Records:

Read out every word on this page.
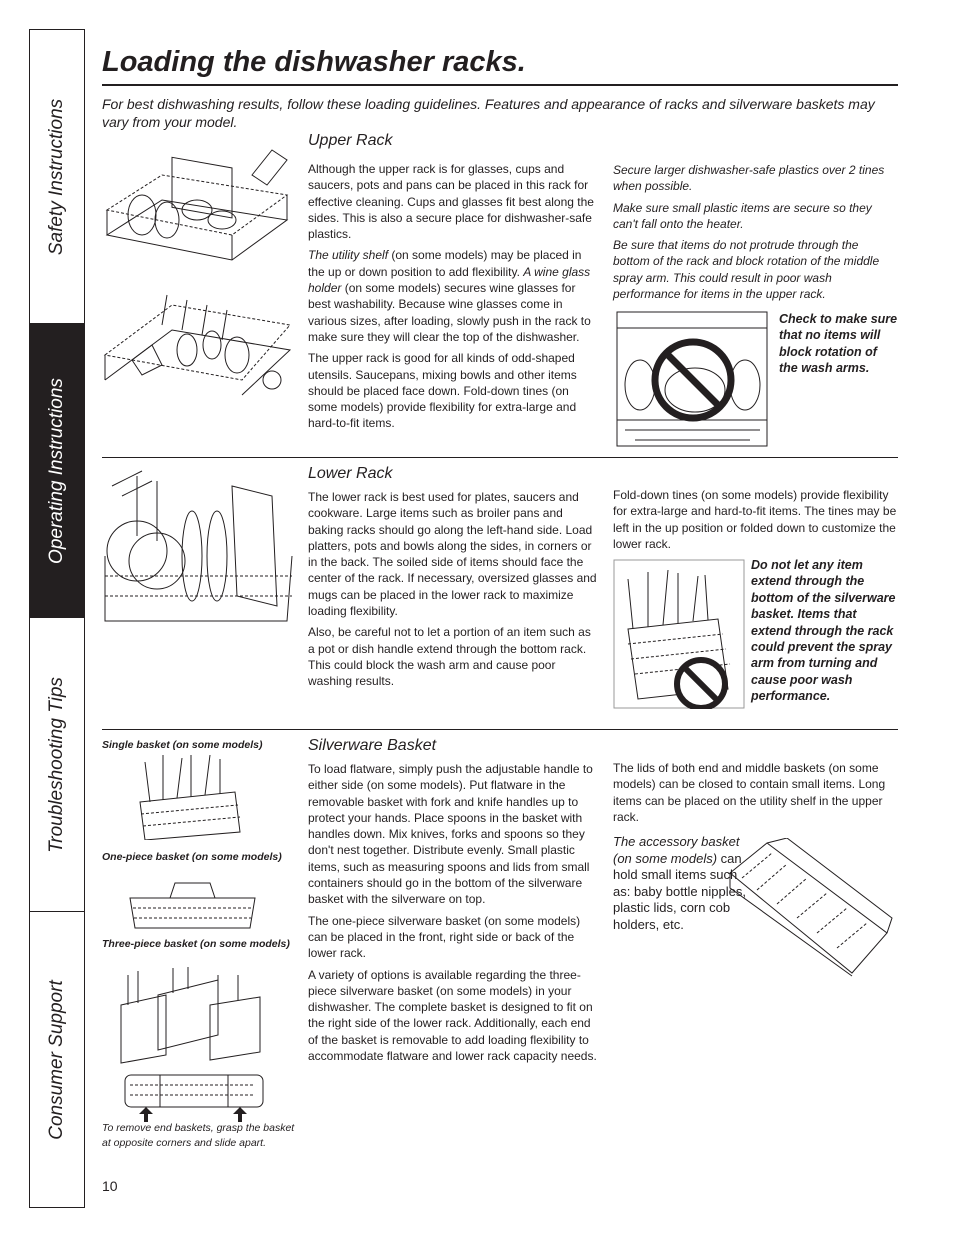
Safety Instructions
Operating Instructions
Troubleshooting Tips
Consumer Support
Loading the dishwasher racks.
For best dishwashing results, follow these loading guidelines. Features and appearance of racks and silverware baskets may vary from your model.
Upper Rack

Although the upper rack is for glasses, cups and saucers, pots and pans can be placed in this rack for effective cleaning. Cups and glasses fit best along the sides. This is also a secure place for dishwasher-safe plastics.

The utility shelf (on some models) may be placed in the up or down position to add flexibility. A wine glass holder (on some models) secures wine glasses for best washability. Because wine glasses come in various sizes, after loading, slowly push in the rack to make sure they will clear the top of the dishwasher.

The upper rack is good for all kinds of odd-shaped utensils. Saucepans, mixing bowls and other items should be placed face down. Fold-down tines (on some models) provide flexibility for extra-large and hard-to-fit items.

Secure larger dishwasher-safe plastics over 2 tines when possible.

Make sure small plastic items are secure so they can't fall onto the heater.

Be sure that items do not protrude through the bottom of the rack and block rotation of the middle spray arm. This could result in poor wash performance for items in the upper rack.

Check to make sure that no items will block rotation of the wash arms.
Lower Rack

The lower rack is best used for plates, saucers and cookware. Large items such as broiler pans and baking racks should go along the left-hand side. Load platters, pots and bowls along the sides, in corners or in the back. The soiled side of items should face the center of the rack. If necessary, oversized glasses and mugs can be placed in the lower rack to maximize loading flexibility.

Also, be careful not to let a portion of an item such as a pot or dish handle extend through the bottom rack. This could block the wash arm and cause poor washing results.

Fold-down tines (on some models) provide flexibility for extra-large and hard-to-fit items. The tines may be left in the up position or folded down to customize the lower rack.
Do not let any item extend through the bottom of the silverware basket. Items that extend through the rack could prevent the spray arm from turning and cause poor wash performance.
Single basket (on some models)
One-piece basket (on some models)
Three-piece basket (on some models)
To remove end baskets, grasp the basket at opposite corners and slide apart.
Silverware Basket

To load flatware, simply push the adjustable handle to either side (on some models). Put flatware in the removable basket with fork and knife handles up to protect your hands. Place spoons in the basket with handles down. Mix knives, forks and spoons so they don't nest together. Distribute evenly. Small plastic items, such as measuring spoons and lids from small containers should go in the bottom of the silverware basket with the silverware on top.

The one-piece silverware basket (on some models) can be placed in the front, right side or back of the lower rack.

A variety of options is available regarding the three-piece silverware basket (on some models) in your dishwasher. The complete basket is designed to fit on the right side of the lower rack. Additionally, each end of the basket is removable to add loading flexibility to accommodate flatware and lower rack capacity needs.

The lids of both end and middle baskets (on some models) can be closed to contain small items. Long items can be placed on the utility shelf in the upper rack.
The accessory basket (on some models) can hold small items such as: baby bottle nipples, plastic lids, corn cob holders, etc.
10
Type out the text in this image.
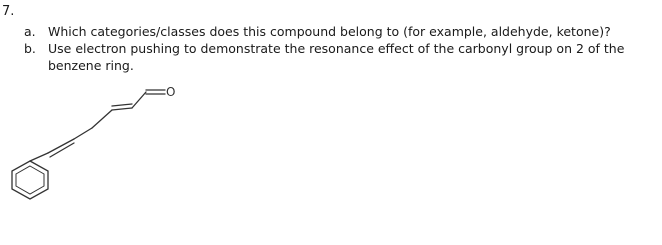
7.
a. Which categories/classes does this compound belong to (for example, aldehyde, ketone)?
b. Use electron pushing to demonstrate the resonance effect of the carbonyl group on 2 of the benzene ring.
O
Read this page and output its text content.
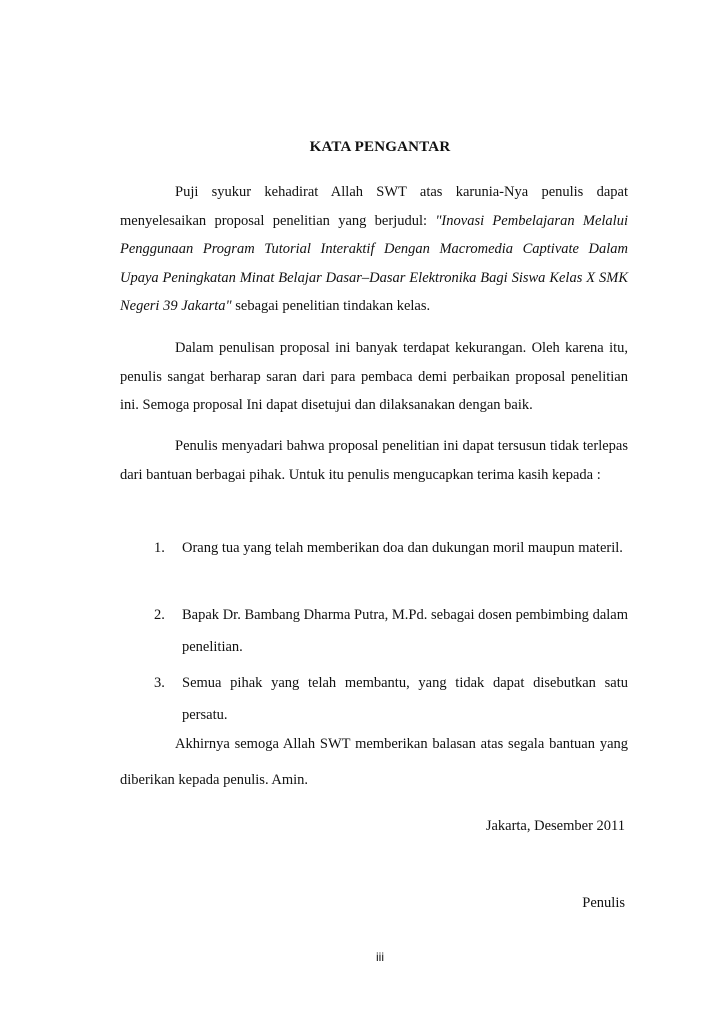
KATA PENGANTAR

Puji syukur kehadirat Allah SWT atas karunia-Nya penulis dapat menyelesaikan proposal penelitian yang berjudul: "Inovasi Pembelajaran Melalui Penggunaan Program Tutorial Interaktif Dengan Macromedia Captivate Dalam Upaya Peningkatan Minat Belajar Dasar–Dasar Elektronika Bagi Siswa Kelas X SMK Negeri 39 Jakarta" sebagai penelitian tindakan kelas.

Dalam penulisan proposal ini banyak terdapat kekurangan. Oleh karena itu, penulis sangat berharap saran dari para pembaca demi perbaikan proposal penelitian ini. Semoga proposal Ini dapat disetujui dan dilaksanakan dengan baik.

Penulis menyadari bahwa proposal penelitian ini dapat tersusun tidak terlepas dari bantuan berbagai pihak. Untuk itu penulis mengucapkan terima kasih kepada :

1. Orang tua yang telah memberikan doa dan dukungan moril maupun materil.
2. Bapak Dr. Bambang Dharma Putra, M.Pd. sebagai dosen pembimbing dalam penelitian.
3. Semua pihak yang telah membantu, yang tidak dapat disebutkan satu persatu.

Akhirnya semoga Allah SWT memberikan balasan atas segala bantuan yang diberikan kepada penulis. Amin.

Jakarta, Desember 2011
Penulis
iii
* * *
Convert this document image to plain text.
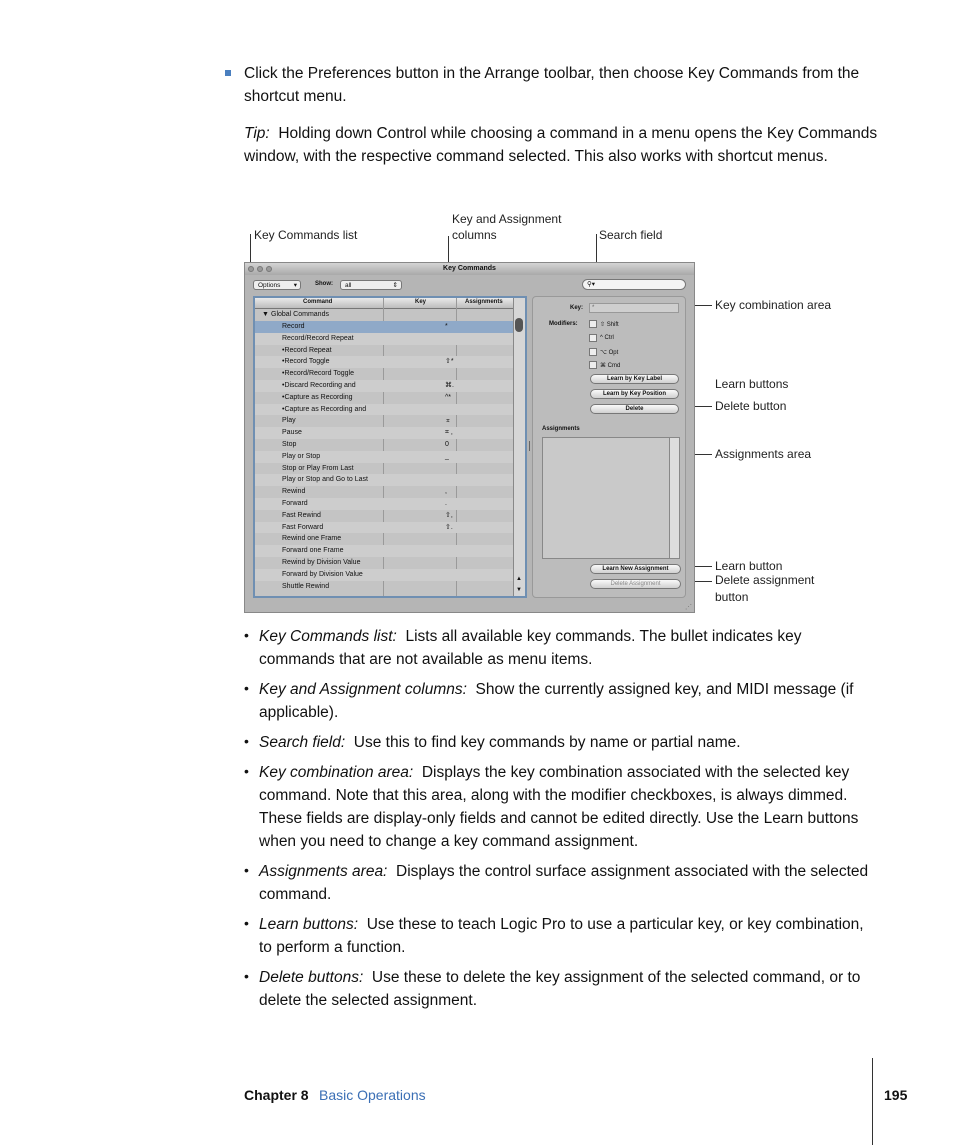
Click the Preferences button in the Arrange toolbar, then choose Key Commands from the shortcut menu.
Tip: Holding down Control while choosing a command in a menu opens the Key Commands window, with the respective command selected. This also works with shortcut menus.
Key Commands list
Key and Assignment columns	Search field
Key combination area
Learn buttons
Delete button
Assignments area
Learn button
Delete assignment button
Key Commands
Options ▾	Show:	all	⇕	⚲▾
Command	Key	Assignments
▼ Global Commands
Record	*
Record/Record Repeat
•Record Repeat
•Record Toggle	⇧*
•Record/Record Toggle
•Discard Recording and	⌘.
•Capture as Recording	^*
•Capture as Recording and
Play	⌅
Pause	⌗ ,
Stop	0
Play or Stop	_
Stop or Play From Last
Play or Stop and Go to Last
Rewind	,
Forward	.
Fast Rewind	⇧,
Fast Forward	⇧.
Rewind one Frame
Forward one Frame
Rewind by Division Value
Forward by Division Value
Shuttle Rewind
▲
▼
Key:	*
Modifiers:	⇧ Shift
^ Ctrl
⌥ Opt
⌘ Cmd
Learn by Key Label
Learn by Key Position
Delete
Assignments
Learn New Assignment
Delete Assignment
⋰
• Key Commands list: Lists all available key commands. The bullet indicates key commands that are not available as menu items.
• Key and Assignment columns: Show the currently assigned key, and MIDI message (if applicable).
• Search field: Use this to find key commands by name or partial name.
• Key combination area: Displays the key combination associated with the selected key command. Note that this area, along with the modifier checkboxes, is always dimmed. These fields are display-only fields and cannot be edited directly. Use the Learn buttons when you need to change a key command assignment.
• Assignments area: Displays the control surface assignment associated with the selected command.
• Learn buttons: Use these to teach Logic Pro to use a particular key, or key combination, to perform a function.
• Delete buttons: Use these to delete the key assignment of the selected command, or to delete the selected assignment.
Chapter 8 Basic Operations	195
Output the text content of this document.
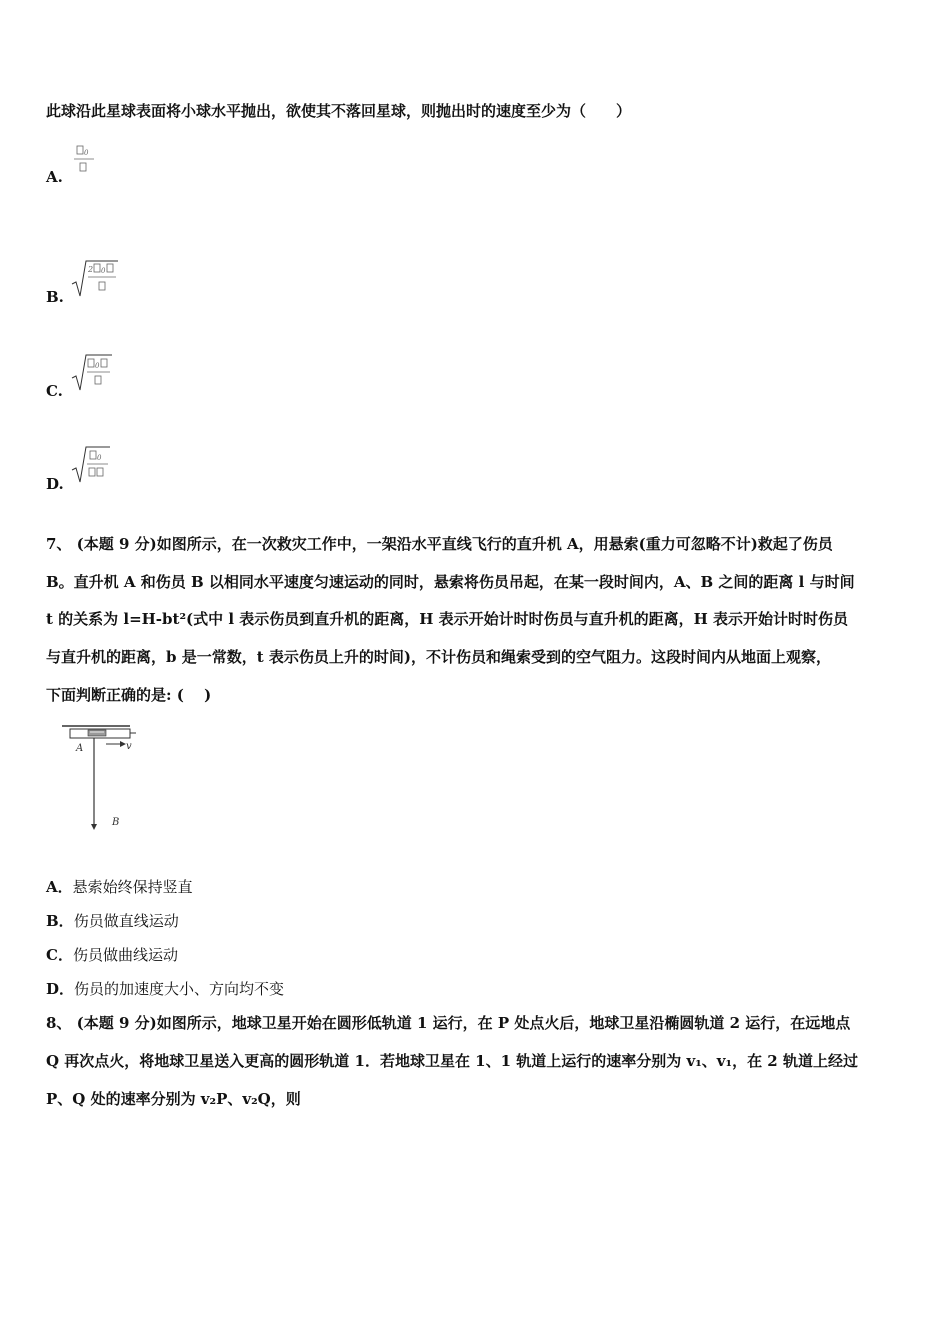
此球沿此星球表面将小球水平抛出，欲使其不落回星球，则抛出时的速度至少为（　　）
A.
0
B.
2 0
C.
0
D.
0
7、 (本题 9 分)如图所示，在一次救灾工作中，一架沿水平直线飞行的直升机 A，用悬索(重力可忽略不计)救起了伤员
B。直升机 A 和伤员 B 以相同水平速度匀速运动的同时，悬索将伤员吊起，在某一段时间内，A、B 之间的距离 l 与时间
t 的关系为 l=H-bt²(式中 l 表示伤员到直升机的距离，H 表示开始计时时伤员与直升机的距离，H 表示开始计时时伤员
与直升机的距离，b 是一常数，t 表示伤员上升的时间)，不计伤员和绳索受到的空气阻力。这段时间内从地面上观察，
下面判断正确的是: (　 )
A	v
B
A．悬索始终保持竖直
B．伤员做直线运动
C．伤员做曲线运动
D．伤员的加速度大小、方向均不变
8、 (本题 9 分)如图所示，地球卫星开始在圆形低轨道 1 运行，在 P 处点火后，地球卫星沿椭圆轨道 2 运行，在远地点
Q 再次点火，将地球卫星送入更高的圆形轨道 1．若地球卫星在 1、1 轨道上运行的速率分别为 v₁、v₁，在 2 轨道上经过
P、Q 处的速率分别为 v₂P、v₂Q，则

> [Task]:
Copy every line of the listing that contains the word "text".

> [Solution below]:
Type out the text in this image.
Read this page and output its text content.
Convert this document image to plain text.
Output the text content of this document.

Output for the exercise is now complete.